* **Task to complete**
Reproduce the listing word for word. Skip any image.

* **Records to process**
** START **

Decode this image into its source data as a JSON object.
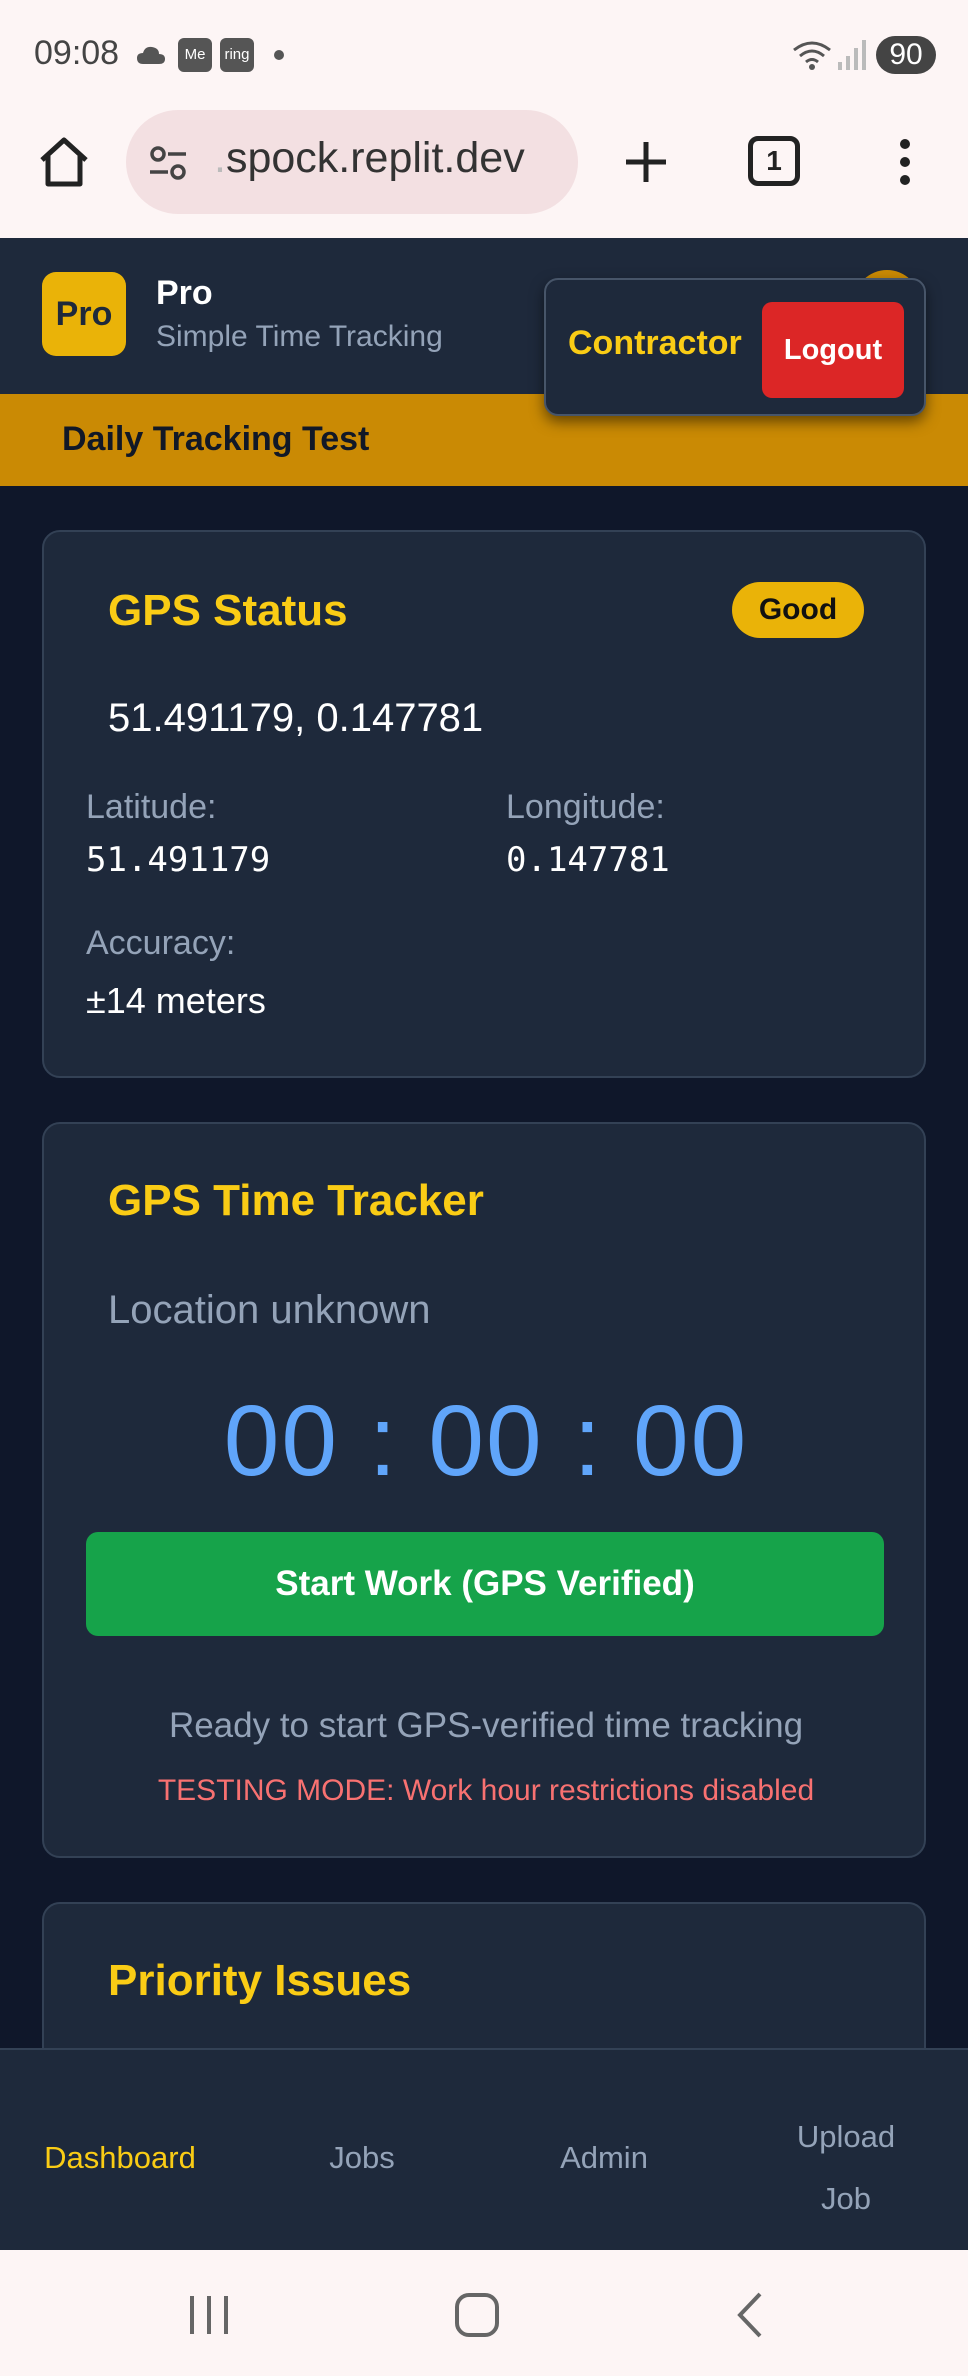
{
  "status_bar": {
    "time": "09:08",
    "notification_badges": [
      "Me",
      "ring"
    ],
    "battery": "90"
  },
  "browser": {
    "url": "spock.replit.dev",
    "url_prefix_faded": ".",
    "tab_count": "1"
  },
  "app": {
    "logo": "Pro",
    "name": "Pro",
    "subtitle": "Simple Time Tracking",
    "user_role": "Contractor",
    "logout_label": "Logout",
    "banner": "Daily Tracking Test"
  },
  "gps_status": {
    "title": "GPS Status",
    "badge": "Good",
    "coordinates": "51.491179, 0.147781",
    "latitude_label": "Latitude:",
    "latitude": "51.491179",
    "longitude_label": "Longitude:",
    "longitude": "0.147781",
    "accuracy_label": "Accuracy:",
    "accuracy": "±14 meters"
  },
  "time_tracker": {
    "title": "GPS Time Tracker",
    "location": "Location unknown",
    "timer": "00 : 00 : 00",
    "start_button": "Start Work (GPS Verified)",
    "ready_text": "Ready to start GPS-verified time tracking",
    "testing_text": "TESTING MODE: Work hour restrictions disabled"
  },
  "priority_issues": {
    "title": "Priority Issues"
  },
  "bottom_nav": {
    "dashboard": "Dashboard",
    "jobs": "Jobs",
    "admin": "Admin",
    "upload_line1": "Upload",
    "upload_line2": "Job"
  },
  "colors": {
    "accent": "#facc15",
    "header_bg": "#1e293b",
    "banner_bg": "#ca8a04",
    "start_button": "#16a34a",
    "logout_button": "#dc2626",
    "timer": "#60a5fa"
  }
}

** END **

* **Correct output**
Decode this image into its source data as a JSON object.
{
  "status_bar": {
    "time": "09:08",
    "notification_badges": [
      "Me",
      "ring"
    ],
    "battery": "90"
  },
  "browser": {
    "url": "spock.replit.dev",
    "url_prefix_faded": ".",
    "tab_count": "1"
  },
  "app": {
    "logo": "Pro",
    "name": "Pro",
    "subtitle": "Simple Time Tracking",
    "user_role": "Contractor",
    "logout_label": "Logout",
    "banner": "Daily Tracking Test"
  },
  "gps_status": {
    "title": "GPS Status",
    "badge": "Good",
    "coordinates": "51.491179, 0.147781",
    "latitude_label": "Latitude:",
    "latitude": "51.491179",
    "longitude_label": "Longitude:",
    "longitude": "0.147781",
    "accuracy_label": "Accuracy:",
    "accuracy": "±14 meters"
  },
  "time_tracker": {
    "title": "GPS Time Tracker",
    "location": "Location unknown",
    "timer": "00 : 00 : 00",
    "start_button": "Start Work (GPS Verified)",
    "ready_text": "Ready to start GPS-verified time tracking",
    "testing_text": "TESTING MODE: Work hour restrictions disabled"
  },
  "priority_issues": {
    "title": "Priority Issues"
  },
  "bottom_nav": {
    "dashboard": "Dashboard",
    "jobs": "Jobs",
    "admin": "Admin",
    "upload_line1": "Upload",
    "upload_line2": "Job"
  },
  "colors": {
    "accent": "#facc15",
    "header_bg": "#1e293b",
    "banner_bg": "#ca8a04",
    "start_button": "#16a34a",
    "logout_button": "#dc2626",
    "timer": "#60a5fa"
  }
}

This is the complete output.